GIVEN TASK
Filter for the word "JSON" and keep each matching line.

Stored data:
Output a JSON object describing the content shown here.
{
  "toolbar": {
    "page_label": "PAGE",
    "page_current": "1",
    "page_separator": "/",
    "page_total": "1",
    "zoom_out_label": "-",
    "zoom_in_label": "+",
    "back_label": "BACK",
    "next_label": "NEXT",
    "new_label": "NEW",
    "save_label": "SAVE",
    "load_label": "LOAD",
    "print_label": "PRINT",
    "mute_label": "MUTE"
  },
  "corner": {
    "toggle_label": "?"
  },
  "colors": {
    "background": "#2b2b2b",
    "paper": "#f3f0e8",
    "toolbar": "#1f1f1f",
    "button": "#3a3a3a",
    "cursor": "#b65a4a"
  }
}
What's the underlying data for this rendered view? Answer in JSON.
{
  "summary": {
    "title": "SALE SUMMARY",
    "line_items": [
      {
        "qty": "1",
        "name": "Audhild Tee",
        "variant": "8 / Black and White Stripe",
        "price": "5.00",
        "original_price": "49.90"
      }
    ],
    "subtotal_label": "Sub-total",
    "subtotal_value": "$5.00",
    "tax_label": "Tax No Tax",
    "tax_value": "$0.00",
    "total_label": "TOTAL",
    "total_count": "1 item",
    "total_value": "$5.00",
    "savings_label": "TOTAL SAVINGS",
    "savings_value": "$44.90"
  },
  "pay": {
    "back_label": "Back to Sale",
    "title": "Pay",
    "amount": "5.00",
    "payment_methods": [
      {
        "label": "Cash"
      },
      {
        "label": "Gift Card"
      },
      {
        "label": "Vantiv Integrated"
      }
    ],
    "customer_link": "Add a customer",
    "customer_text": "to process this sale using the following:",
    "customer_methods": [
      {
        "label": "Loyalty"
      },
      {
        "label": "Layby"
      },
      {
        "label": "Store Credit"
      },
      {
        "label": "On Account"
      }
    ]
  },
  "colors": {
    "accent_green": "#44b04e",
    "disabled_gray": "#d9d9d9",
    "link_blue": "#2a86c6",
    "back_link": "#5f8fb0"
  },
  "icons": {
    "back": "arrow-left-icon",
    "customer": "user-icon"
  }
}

FINAL ANSWER
Output a JSON object describing the content shown here.
What's the underlying data for this rendered view? Answer in JSON.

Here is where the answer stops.